**What to work on**: Search the listing for "CLASSIC" and copy every line where it appears.

[Stored data entries]
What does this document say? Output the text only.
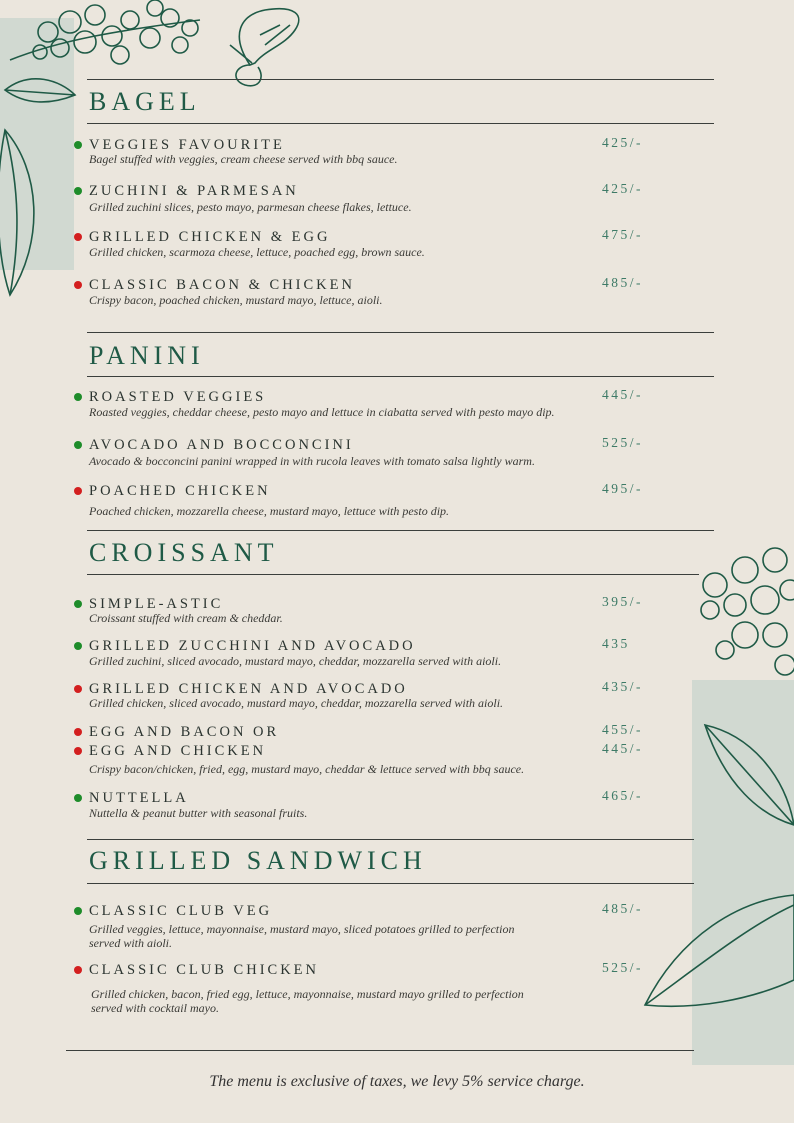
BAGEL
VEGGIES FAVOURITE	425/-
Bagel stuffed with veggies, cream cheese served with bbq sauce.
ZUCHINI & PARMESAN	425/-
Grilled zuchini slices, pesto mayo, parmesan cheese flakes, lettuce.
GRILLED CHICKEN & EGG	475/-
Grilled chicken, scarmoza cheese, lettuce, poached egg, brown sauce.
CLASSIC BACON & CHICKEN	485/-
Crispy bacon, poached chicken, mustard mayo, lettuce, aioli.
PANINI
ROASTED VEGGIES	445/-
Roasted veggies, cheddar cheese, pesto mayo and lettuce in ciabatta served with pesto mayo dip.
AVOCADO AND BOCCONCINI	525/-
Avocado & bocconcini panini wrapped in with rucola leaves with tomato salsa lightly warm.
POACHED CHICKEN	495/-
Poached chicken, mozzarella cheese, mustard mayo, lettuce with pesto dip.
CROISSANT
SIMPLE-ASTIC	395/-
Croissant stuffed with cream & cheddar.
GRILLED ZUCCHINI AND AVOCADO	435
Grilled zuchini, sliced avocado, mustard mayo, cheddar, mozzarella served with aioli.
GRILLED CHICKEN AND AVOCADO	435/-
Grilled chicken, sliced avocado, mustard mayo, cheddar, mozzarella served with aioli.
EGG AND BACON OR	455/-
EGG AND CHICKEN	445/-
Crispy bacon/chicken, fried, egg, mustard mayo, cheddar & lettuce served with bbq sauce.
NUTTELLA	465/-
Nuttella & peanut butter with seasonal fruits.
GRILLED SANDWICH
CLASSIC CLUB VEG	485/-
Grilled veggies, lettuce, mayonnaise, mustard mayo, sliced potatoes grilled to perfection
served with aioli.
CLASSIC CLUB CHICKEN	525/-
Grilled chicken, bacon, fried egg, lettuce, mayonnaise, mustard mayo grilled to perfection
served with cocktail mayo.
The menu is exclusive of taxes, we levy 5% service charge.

**Completed task**:
CLASSIC BACON & CHICKEN	485/-
CLASSIC CLUB VEG	485/-
CLASSIC CLUB CHICKEN	525/-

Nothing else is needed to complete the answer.